Saved entries
---------------

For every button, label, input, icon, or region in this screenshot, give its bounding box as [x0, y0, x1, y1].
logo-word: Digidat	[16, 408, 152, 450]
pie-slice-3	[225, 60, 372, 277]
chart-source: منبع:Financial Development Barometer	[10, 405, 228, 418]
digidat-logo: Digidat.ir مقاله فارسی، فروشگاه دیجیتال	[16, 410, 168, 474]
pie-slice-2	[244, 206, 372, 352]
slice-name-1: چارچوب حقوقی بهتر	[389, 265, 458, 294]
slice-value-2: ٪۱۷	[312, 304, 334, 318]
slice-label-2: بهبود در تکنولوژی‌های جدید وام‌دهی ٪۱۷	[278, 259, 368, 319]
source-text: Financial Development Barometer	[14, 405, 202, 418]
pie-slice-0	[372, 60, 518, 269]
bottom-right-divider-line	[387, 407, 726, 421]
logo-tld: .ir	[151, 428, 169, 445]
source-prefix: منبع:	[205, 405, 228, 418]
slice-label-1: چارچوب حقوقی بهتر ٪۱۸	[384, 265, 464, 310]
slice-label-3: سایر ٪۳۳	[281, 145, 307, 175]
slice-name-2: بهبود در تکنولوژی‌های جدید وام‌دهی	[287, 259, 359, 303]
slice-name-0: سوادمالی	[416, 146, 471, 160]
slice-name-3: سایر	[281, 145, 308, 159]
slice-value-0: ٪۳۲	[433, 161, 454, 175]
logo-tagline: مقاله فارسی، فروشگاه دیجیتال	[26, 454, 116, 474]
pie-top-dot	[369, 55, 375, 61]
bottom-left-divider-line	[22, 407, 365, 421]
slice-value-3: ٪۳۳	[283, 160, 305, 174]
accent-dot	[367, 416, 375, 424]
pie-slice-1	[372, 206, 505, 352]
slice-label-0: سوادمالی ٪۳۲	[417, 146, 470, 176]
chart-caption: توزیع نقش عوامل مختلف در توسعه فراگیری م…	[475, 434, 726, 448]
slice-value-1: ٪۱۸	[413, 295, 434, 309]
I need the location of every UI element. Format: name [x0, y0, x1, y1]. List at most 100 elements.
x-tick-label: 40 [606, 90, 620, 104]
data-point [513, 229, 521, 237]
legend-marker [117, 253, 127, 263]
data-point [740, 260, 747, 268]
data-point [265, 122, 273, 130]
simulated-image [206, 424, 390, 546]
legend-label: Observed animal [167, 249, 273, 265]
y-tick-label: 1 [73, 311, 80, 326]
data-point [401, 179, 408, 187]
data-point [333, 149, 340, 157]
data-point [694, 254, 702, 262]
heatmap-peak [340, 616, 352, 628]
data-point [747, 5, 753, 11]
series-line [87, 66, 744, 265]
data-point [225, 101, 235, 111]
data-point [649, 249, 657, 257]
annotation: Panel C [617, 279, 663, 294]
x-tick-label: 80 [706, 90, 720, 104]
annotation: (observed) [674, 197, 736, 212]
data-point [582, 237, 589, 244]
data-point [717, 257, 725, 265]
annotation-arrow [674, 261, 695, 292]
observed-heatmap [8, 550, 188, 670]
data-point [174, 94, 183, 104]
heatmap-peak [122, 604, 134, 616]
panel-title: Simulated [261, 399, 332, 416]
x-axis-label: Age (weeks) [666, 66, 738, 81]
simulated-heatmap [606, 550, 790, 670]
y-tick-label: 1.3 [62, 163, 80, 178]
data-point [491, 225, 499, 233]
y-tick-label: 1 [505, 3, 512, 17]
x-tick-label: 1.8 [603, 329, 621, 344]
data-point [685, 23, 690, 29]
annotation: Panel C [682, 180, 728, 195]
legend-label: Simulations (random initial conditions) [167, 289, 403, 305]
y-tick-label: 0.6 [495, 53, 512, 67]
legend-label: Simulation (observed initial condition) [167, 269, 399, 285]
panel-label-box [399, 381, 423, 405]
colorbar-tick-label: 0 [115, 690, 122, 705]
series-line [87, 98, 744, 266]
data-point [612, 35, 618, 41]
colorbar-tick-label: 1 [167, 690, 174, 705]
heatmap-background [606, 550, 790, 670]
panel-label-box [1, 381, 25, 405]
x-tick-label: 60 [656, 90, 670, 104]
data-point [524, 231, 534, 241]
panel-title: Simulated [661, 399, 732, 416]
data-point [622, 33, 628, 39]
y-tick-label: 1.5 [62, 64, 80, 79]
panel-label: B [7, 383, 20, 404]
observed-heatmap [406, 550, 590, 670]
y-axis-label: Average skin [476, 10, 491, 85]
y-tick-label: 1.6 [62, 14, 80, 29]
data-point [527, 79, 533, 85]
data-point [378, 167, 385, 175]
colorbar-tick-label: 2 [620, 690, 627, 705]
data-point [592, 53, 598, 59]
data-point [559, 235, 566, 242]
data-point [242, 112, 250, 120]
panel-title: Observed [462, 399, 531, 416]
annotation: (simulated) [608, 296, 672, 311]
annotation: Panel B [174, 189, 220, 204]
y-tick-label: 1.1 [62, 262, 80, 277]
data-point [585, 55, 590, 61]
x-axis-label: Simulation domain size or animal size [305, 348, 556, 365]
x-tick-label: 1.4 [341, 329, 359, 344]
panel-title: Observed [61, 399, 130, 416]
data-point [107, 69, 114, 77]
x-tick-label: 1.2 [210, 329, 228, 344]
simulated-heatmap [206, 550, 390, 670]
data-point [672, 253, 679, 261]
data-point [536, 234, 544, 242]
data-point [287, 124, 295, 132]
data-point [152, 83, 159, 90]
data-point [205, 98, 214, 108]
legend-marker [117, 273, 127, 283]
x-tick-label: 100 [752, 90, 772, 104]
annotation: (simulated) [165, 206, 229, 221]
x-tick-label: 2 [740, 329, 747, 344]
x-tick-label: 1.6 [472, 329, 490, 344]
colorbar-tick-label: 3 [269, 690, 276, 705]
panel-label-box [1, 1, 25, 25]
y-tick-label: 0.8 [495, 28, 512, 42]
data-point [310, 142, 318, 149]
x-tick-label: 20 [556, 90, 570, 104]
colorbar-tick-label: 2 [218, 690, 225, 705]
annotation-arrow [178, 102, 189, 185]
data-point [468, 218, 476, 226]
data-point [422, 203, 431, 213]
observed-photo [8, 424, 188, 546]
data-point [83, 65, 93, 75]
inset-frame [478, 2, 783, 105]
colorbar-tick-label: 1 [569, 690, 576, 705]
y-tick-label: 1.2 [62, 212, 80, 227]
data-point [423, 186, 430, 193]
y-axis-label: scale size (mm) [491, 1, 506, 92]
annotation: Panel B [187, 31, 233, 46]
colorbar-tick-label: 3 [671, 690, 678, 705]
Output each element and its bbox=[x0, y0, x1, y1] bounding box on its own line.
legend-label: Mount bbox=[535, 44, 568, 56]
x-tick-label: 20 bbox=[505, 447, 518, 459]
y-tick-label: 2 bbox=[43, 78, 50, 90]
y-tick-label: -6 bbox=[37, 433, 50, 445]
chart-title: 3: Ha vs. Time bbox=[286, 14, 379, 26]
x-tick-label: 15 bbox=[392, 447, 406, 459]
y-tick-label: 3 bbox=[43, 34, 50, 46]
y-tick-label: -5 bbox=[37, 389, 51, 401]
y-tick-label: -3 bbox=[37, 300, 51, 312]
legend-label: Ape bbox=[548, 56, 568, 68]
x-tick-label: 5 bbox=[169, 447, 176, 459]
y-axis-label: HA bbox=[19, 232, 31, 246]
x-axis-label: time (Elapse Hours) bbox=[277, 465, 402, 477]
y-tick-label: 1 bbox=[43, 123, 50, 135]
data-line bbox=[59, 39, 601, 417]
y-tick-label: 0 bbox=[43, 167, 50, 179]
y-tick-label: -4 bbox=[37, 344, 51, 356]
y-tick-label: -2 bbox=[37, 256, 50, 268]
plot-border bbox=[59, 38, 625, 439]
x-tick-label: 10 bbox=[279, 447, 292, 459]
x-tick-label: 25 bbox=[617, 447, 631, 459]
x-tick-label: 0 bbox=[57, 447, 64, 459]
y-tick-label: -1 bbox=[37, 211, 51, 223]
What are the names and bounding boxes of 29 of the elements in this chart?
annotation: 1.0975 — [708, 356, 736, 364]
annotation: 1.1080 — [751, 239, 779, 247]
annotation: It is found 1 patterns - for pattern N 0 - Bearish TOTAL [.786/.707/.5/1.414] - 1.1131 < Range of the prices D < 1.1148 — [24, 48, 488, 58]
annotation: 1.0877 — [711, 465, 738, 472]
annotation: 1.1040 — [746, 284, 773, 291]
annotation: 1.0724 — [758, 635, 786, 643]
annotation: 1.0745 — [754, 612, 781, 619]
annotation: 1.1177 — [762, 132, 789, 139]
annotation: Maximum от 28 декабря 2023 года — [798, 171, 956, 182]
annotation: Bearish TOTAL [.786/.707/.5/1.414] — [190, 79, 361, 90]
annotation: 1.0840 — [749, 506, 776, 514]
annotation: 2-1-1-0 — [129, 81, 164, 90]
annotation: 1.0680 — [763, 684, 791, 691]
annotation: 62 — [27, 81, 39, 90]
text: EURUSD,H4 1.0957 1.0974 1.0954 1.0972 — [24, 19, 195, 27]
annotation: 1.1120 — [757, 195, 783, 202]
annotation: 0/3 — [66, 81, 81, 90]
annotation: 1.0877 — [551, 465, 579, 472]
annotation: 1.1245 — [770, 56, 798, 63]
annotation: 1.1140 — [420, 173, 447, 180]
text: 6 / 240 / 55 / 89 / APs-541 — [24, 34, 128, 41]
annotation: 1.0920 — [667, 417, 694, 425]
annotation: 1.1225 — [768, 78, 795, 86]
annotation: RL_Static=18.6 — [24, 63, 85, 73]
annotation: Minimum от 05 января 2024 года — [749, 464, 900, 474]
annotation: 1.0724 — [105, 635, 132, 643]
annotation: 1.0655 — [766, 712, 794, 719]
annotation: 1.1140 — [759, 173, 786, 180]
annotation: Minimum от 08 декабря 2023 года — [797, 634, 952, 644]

---------------

*Set task*.
How many lines in the entries above contain the word "every", counting only matches with the same case? Reply with the number alone.

*Reply to the exercise*.
2